## Exercise details
Copy each line exactly.
— BEGIN The input —
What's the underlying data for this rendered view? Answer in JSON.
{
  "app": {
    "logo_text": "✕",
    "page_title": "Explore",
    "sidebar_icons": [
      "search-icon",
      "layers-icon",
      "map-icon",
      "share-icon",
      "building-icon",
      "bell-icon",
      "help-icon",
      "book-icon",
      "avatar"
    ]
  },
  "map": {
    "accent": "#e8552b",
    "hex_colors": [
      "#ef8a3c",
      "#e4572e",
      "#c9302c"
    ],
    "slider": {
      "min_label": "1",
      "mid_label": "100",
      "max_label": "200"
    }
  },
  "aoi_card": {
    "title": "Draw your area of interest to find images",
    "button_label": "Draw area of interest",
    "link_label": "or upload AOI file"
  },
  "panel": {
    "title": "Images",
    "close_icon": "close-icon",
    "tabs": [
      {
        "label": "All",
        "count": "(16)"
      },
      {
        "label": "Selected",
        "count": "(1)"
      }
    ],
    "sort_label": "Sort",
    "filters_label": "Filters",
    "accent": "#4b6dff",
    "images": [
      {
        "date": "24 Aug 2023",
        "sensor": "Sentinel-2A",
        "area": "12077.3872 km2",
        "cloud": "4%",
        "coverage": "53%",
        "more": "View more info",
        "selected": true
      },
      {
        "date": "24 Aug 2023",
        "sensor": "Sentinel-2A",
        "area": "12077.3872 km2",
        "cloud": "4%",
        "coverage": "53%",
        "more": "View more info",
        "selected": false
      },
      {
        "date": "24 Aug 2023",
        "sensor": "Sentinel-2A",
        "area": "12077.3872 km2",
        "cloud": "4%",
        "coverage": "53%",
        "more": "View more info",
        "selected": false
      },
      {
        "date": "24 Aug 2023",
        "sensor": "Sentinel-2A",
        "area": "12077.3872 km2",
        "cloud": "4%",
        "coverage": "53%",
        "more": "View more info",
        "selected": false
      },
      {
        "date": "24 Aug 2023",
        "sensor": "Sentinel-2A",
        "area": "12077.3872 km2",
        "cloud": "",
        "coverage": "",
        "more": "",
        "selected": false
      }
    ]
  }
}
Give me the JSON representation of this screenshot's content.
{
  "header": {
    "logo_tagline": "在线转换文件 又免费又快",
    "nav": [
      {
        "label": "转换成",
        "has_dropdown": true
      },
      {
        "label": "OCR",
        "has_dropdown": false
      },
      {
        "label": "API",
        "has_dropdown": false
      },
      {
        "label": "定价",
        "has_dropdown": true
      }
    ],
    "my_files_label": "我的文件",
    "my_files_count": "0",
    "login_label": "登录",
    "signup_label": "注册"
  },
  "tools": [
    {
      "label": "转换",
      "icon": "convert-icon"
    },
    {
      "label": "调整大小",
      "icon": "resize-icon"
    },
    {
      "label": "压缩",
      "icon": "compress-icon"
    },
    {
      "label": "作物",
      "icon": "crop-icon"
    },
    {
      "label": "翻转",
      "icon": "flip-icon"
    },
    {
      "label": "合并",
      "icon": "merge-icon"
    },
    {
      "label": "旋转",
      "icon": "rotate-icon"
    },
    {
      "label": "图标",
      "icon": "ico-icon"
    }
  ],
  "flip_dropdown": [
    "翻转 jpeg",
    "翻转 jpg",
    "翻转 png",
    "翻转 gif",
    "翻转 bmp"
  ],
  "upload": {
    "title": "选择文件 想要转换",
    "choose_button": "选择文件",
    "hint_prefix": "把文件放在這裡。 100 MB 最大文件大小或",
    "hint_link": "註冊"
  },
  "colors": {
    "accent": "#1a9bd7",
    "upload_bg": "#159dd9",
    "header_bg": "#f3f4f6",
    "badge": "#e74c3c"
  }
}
— END The input —
## Solution to the problem
What's the underlying data for this rendered view? Answer in JSON.
{
  "app": {
    "logo_text": "✕",
    "page_title": "Explore",
    "sidebar_icons": [
      "search-icon",
      "layers-icon",
      "map-icon",
      "share-icon",
      "building-icon",
      "bell-icon",
      "help-icon",
      "book-icon",
      "avatar"
    ]
  },
  "map": {
    "accent": "#e8552b",
    "hex_colors": [
      "#ef8a3c",
      "#e4572e",
      "#c9302c"
    ],
    "slider": {
      "min_label": "1",
      "mid_label": "100",
      "max_label": "200"
    }
  },
  "aoi_card": {
    "title": "Draw your area of interest to find images",
    "button_label": "Draw area of interest",
    "link_label": "or upload AOI file"
  },
  "panel": {
    "title": "Images",
    "close_icon": "close-icon",
    "tabs": [
      {
        "label": "All",
        "count": "(16)"
      },
      {
        "label": "Selected",
        "count": "(1)"
      }
    ],
    "sort_label": "Sort",
    "filters_label": "Filters",
    "accent": "#4b6dff",
    "images": [
      {
        "date": "24 Aug 2023",
        "sensor": "Sentinel-2A",
        "area": "12077.3872 km2",
        "cloud": "4%",
        "coverage": "53%",
        "more": "View more info",
        "selected": true
      },
      {
        "date": "24 Aug 2023",
        "sensor": "Sentinel-2A",
        "area": "12077.3872 km2",
        "cloud": "4%",
        "coverage": "53%",
        "more": "View more info",
        "selected": false
      },
      {
        "date": "24 Aug 2023",
        "sensor": "Sentinel-2A",
        "area": "12077.3872 km2",
        "cloud": "4%",
        "coverage": "53%",
        "more": "View more info",
        "selected": false
      },
      {
        "date": "24 Aug 2023",
        "sensor": "Sentinel-2A",
        "area": "12077.3872 km2",
        "cloud": "4%",
        "coverage": "53%",
        "more": "View more info",
        "selected": false
      },
      {
        "date": "24 Aug 2023",
        "sensor": "Sentinel-2A",
        "area": "12077.3872 km2",
        "cloud": "",
        "coverage": "",
        "more": "",
        "selected": false
      }
    ]
  }
}
Give me the JSON representation of this screenshot's content.
{
  "header": {
    "logo_tagline": "在线转换文件 又免费又快",
    "nav": [
      {
        "label": "转换成",
        "has_dropdown": true
      },
      {
        "label": "OCR",
        "has_dropdown": false
      },
      {
        "label": "API",
        "has_dropdown": false
      },
      {
        "label": "定价",
        "has_dropdown": true
      }
    ],
    "my_files_label": "我的文件",
    "my_files_count": "0",
    "login_label": "登录",
    "signup_label": "注册"
  },
  "tools": [
    {
      "label": "转换",
      "icon": "convert-icon"
    },
    {
      "label": "调整大小",
      "icon": "resize-icon"
    },
    {
      "label": "压缩",
      "icon": "compress-icon"
    },
    {
      "label": "作物",
      "icon": "crop-icon"
    },
    {
      "label": "翻转",
      "icon": "flip-icon"
    },
    {
      "label": "合并",
      "icon": "merge-icon"
    },
    {
      "label": "旋转",
      "icon": "rotate-icon"
    },
    {
      "label": "图标",
      "icon": "ico-icon"
    }
  ],
  "flip_dropdown": [
    "翻转 jpeg",
    "翻转 jpg",
    "翻转 png",
    "翻转 gif",
    "翻转 bmp"
  ],
  "upload": {
    "title": "选择文件 想要转换",
    "choose_button": "选择文件",
    "hint_prefix": "把文件放在這裡。 100 MB 最大文件大小或",
    "hint_link": "註冊"
  },
  "colors": {
    "accent": "#1a9bd7",
    "upload_bg": "#159dd9",
    "header_bg": "#f3f4f6",
    "badge": "#e74c3c"
  }
}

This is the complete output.